Part of a data file:
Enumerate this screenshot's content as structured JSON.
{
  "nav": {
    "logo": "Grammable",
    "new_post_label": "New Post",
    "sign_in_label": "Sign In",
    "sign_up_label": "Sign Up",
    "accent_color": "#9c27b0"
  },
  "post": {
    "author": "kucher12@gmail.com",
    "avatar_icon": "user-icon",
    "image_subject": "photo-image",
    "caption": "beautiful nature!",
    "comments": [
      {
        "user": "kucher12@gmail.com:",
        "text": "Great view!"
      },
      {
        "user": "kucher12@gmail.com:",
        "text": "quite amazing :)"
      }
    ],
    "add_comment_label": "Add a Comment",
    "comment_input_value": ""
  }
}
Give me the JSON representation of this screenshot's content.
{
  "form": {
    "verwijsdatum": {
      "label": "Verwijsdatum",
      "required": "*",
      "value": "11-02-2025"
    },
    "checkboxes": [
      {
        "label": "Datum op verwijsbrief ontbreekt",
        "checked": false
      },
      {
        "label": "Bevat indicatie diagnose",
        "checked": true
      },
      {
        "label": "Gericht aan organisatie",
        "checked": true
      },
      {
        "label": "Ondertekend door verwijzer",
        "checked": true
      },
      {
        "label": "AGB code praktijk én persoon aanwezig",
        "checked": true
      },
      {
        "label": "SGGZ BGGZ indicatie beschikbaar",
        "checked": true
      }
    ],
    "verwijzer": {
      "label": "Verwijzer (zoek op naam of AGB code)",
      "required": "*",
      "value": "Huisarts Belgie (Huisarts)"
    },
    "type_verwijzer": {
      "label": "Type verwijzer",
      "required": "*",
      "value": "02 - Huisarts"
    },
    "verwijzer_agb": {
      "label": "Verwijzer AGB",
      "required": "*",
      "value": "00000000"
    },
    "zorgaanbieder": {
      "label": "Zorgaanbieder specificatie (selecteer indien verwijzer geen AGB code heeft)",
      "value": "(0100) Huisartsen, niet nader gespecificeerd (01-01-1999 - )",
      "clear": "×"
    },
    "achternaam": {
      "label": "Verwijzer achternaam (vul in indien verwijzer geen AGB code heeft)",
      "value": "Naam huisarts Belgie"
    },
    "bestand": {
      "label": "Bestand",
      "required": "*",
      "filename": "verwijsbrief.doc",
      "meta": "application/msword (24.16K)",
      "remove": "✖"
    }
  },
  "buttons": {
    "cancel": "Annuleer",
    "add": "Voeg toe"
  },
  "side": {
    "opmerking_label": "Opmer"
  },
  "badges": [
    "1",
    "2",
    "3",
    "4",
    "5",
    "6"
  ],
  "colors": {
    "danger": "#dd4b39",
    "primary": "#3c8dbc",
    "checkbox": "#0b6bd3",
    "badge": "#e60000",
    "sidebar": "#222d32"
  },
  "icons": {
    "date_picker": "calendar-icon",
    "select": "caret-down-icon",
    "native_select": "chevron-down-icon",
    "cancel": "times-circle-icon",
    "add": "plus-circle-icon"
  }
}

▶ _GIVEN INSTRUCTION_: Repeat the listing in full, keeping every line exactly as it is.

▶ _WRITTEN SOLUTION_:
Enumerate this screenshot's content as structured JSON.
{
  "nav": {
    "logo": "Grammable",
    "new_post_label": "New Post",
    "sign_in_label": "Sign In",
    "sign_up_label": "Sign Up",
    "accent_color": "#9c27b0"
  },
  "post": {
    "author": "kucher12@gmail.com",
    "avatar_icon": "user-icon",
    "image_subject": "photo-image",
    "caption": "beautiful nature!",
    "comments": [
      {
        "user": "kucher12@gmail.com:",
        "text": "Great view!"
      },
      {
        "user": "kucher12@gmail.com:",
        "text": "quite amazing :)"
      }
    ],
    "add_comment_label": "Add a Comment",
    "comment_input_value": ""
  }
}
Give me the JSON representation of this screenshot's content.
{
  "form": {
    "verwijsdatum": {
      "label": "Verwijsdatum",
      "required": "*",
      "value": "11-02-2025"
    },
    "checkboxes": [
      {
        "label": "Datum op verwijsbrief ontbreekt",
        "checked": false
      },
      {
        "label": "Bevat indicatie diagnose",
        "checked": true
      },
      {
        "label": "Gericht aan organisatie",
        "checked": true
      },
      {
        "label": "Ondertekend door verwijzer",
        "checked": true
      },
      {
        "label": "AGB code praktijk én persoon aanwezig",
        "checked": true
      },
      {
        "label": "SGGZ BGGZ indicatie beschikbaar",
        "checked": true
      }
    ],
    "verwijzer": {
      "label": "Verwijzer (zoek op naam of AGB code)",
      "required": "*",
      "value": "Huisarts Belgie (Huisarts)"
    },
    "type_verwijzer": {
      "label": "Type verwijzer",
      "required": "*",
      "value": "02 - Huisarts"
    },
    "verwijzer_agb": {
      "label": "Verwijzer AGB",
      "required": "*",
      "value": "00000000"
    },
    "zorgaanbieder": {
      "label": "Zorgaanbieder specificatie (selecteer indien verwijzer geen AGB code heeft)",
      "value": "(0100) Huisartsen, niet nader gespecificeerd (01-01-1999 - )",
      "clear": "×"
    },
    "achternaam": {
      "label": "Verwijzer achternaam (vul in indien verwijzer geen AGB code heeft)",
      "value": "Naam huisarts Belgie"
    },
    "bestand": {
      "label": "Bestand",
      "required": "*",
      "filename": "verwijsbrief.doc",
      "meta": "application/msword (24.16K)",
      "remove": "✖"
    }
  },
  "buttons": {
    "cancel": "Annuleer",
    "add": "Voeg toe"
  },
  "side": {
    "opmerking_label": "Opmer"
  },
  "badges": [
    "1",
    "2",
    "3",
    "4",
    "5",
    "6"
  ],
  "colors": {
    "danger": "#dd4b39",
    "primary": "#3c8dbc",
    "checkbox": "#0b6bd3",
    "badge": "#e60000",
    "sidebar": "#222d32"
  },
  "icons": {
    "date_picker": "calendar-icon",
    "select": "caret-down-icon",
    "native_select": "chevron-down-icon",
    "cancel": "times-circle-icon",
    "add": "plus-circle-icon"
  }
}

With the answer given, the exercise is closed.